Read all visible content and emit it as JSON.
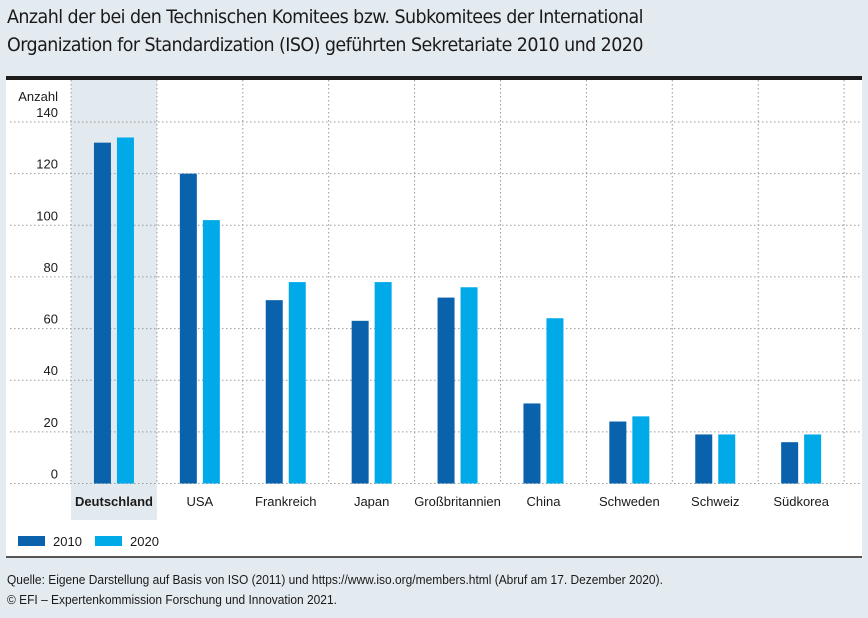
{
  "title_line1": "Anzahl der bei den Technischen Komitees bzw. Subkomitees der International",
  "title_line2": "Organization for Standardization (ISO) geführten Sekretariate 2010 und 2020",
  "footer": {
    "source": "Quelle: Eigene Darstellung auf Basis von ISO (2011) und https://www.iso.org/members.html (Abruf am 17. Dezember 2020).",
    "copyright": "© EFI – Expertenkommission Forschung und Innovation 2021."
  },
  "colors": {
    "series_2010": "#0a62ad",
    "series_2020": "#00a9e8",
    "highlight": "#e2e9ef",
    "background": "#e3eaf0"
  },
  "chart_data": {
    "type": "bar",
    "title": "Anzahl der bei den Technischen Komitees bzw. Subkomitees der International Organization for Standardization (ISO) geführten Sekretariate 2010 und 2020",
    "xlabel": "",
    "ylabel": "Anzahl",
    "ylim": [
      0,
      140
    ],
    "yticks": [
      0,
      20,
      40,
      60,
      80,
      100,
      120,
      140
    ],
    "grid": true,
    "legend_position": "bottom-left",
    "highlighted_category": "Deutschland",
    "categories": [
      "Deutschland",
      "USA",
      "Frankreich",
      "Japan",
      "Großbritannien",
      "China",
      "Schweden",
      "Schweiz",
      "Südkorea"
    ],
    "series": [
      {
        "name": "2010",
        "values": [
          132,
          120,
          71,
          63,
          72,
          31,
          24,
          19,
          16
        ]
      },
      {
        "name": "2020",
        "values": [
          134,
          102,
          78,
          78,
          76,
          64,
          26,
          19,
          19
        ]
      }
    ]
  }
}
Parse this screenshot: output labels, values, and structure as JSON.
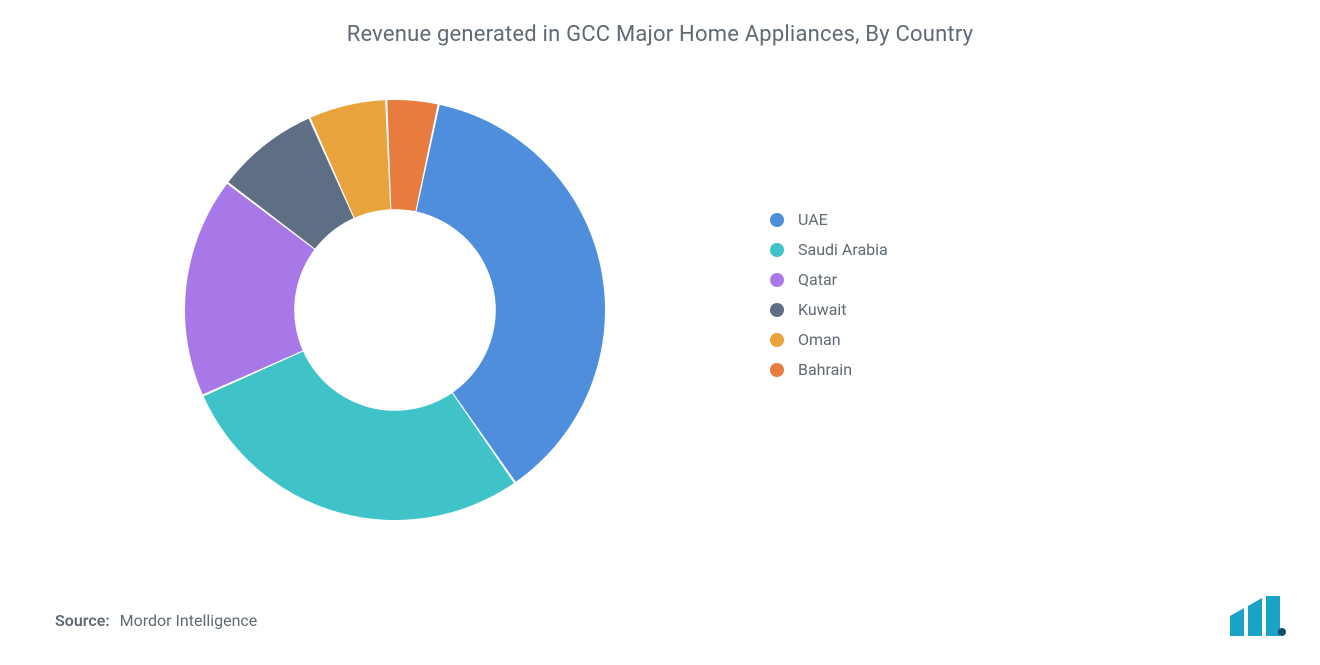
{
  "title": "Revenue generated in GCC Major Home Appliances, By Country",
  "source_label": "Source:",
  "source_value": "Mordor Intelligence",
  "chart": {
    "type": "donut",
    "background_color": "#ffffff",
    "inner_radius_ratio": 0.48,
    "outer_radius": 210,
    "start_angle_deg": -78,
    "gap_deg": 0.6,
    "slices": [
      {
        "label": "UAE",
        "value": 37,
        "color": "#4f8edc"
      },
      {
        "label": "Saudi Arabia",
        "value": 28,
        "color": "#3fc3c9"
      },
      {
        "label": "Qatar",
        "value": 17,
        "color": "#a878e8"
      },
      {
        "label": "Kuwait",
        "value": 8,
        "color": "#5d6e85"
      },
      {
        "label": "Oman",
        "value": 6,
        "color": "#e8a33d"
      },
      {
        "label": "Bahrain",
        "value": 4,
        "color": "#e87b3e"
      }
    ]
  },
  "legend_font_size": 16,
  "title_fontsize": 22,
  "logo_colors": {
    "bar": "#1aa3c6",
    "dot": "#114f66"
  }
}
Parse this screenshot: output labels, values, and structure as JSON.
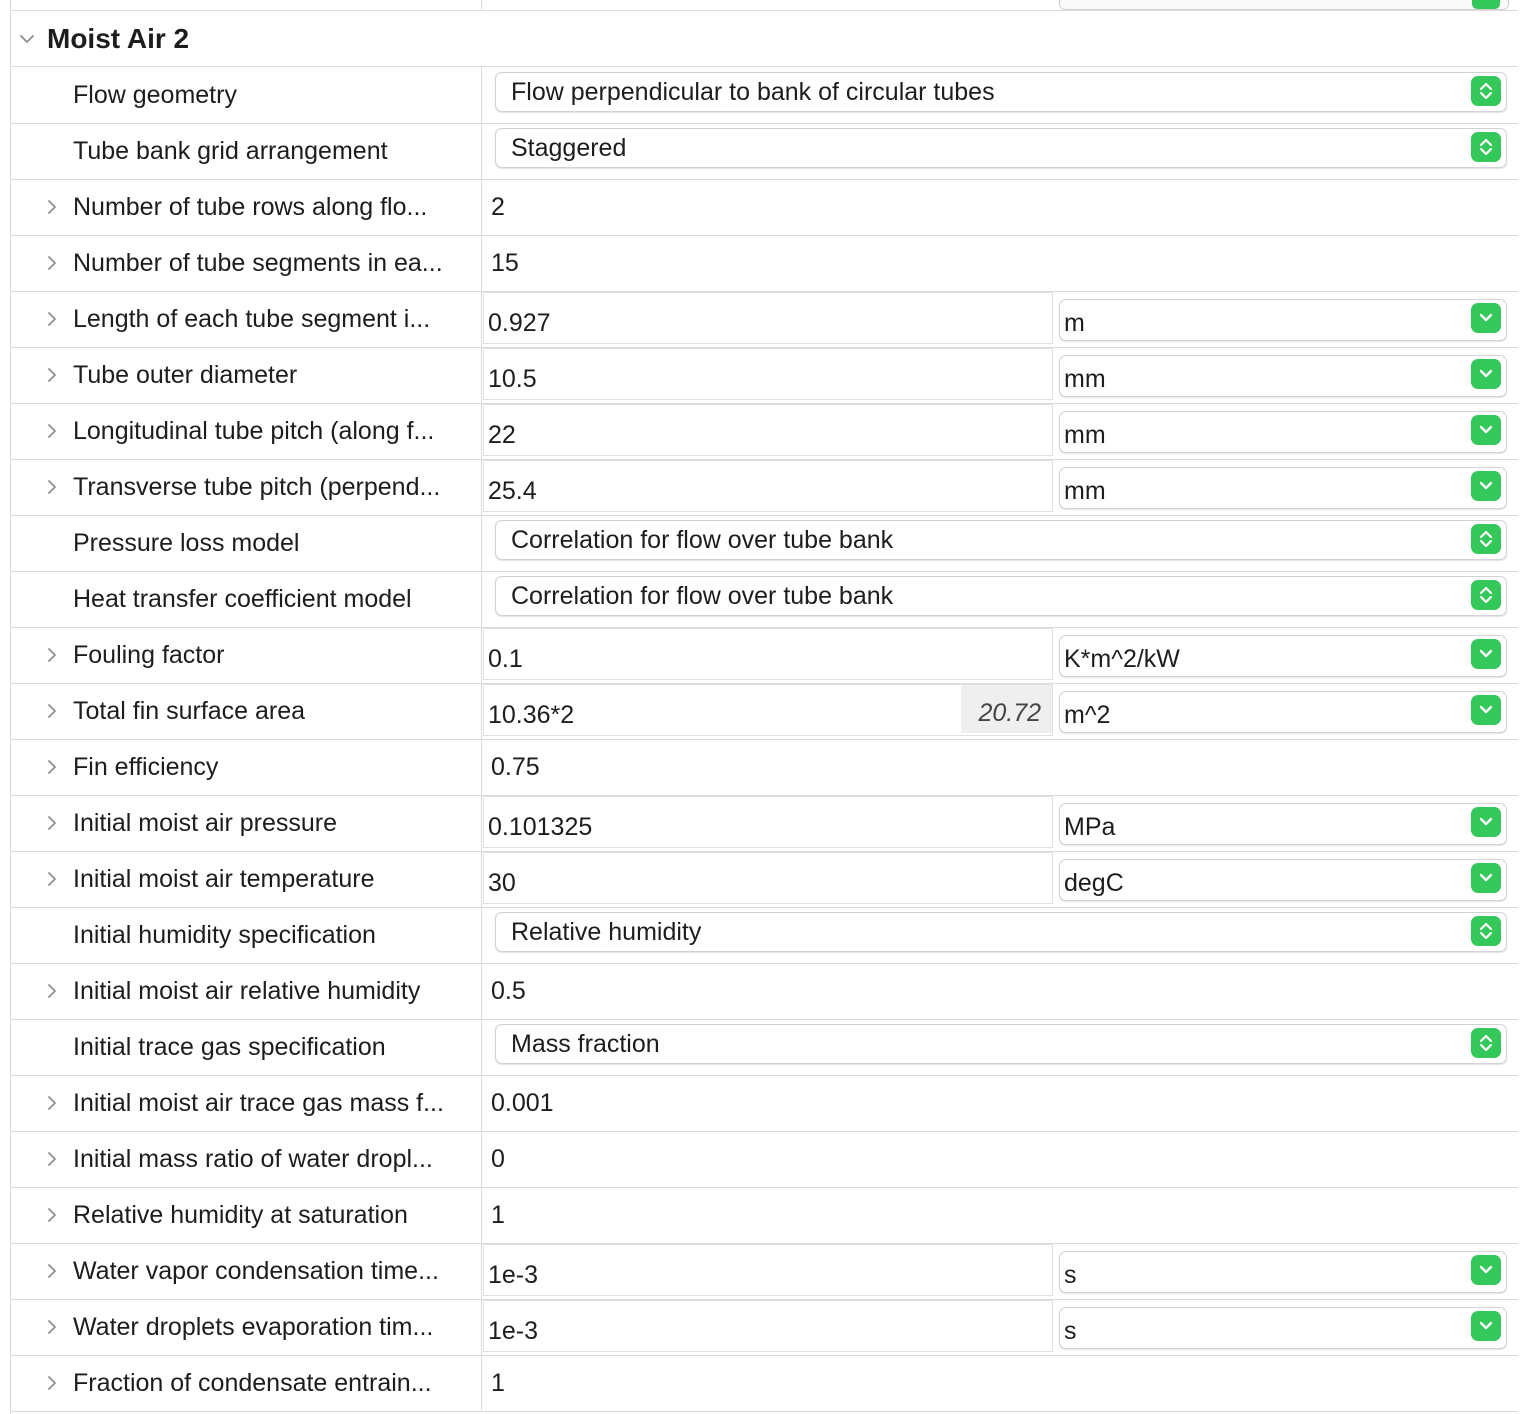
{
  "section": {
    "title": "Moist Air 2"
  },
  "rows": [
    {
      "label": "Flow geometry",
      "kind": "select",
      "value": "Flow perpendicular to bank of circular tubes"
    },
    {
      "label": "Tube bank grid arrangement",
      "kind": "select",
      "value": "Staggered"
    },
    {
      "label": "Number of tube rows along flo...",
      "kind": "plain",
      "expandable": true,
      "value": "2"
    },
    {
      "label": "Number of tube segments in ea...",
      "kind": "plain",
      "expandable": true,
      "value": "15"
    },
    {
      "label": "Length of each tube segment i...",
      "kind": "unit",
      "expandable": true,
      "value": "0.927",
      "unit": "m"
    },
    {
      "label": "Tube outer diameter",
      "kind": "unit",
      "expandable": true,
      "value": "10.5",
      "unit": "mm"
    },
    {
      "label": "Longitudinal tube pitch (along f...",
      "kind": "unit",
      "expandable": true,
      "value": "22",
      "unit": "mm"
    },
    {
      "label": "Transverse tube pitch (perpend...",
      "kind": "unit",
      "expandable": true,
      "value": "25.4",
      "unit": "mm"
    },
    {
      "label": "Pressure loss model",
      "kind": "select",
      "value": "Correlation for flow over tube bank"
    },
    {
      "label": "Heat transfer coefficient model",
      "kind": "select",
      "value": "Correlation for flow over tube bank"
    },
    {
      "label": "Fouling factor",
      "kind": "unit",
      "expandable": true,
      "value": "0.1",
      "unit": "K*m^2/kW"
    },
    {
      "label": "Total fin surface area",
      "kind": "unit",
      "expandable": true,
      "value": "10.36*2",
      "evaluated": "20.72",
      "unit": "m^2"
    },
    {
      "label": "Fin efficiency",
      "kind": "plain",
      "expandable": true,
      "value": "0.75"
    },
    {
      "label": "Initial moist air pressure",
      "kind": "unit",
      "expandable": true,
      "value": "0.101325",
      "unit": "MPa"
    },
    {
      "label": "Initial moist air temperature",
      "kind": "unit",
      "expandable": true,
      "value": "30",
      "unit": "degC"
    },
    {
      "label": "Initial humidity specification",
      "kind": "select",
      "value": "Relative humidity"
    },
    {
      "label": "Initial moist air relative humidity",
      "kind": "plain",
      "expandable": true,
      "value": "0.5"
    },
    {
      "label": "Initial trace gas specification",
      "kind": "select",
      "value": "Mass fraction"
    },
    {
      "label": "Initial moist air trace gas mass f...",
      "kind": "plain",
      "expandable": true,
      "value": "0.001"
    },
    {
      "label": "Initial mass ratio of water dropl...",
      "kind": "plain",
      "expandable": true,
      "value": "0"
    },
    {
      "label": "Relative humidity at saturation",
      "kind": "plain",
      "expandable": true,
      "value": "1"
    },
    {
      "label": "Water vapor condensation time...",
      "kind": "unit",
      "expandable": true,
      "value": "1e-3",
      "unit": "s"
    },
    {
      "label": "Water droplets evaporation tim...",
      "kind": "unit",
      "expandable": true,
      "value": "1e-3",
      "unit": "s"
    },
    {
      "label": "Fraction of condensate entrain...",
      "kind": "plain",
      "expandable": true,
      "value": "1"
    }
  ],
  "colors": {
    "accent": "#34c759",
    "border": "#dcdcdc",
    "evaluated_bg": "#efefef"
  },
  "icons": {
    "expand": "chevron-right-icon",
    "collapse": "chevron-down-icon",
    "select": "up-down-arrows-icon",
    "unit": "chevron-down-icon"
  }
}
____
_Written request_
Gather each line in these records that contains the string "Technischen".

_Result of this exercise_
  "title_line1": "Anzahl der bei den Technischen Komitees bzw. Subkomitees der International",
    "title": "Anzahl der bei den Technischen Komitees bzw. Subkomitees der International Organization for Standardization (ISO) geführten Sekretariate 2010 und 2020",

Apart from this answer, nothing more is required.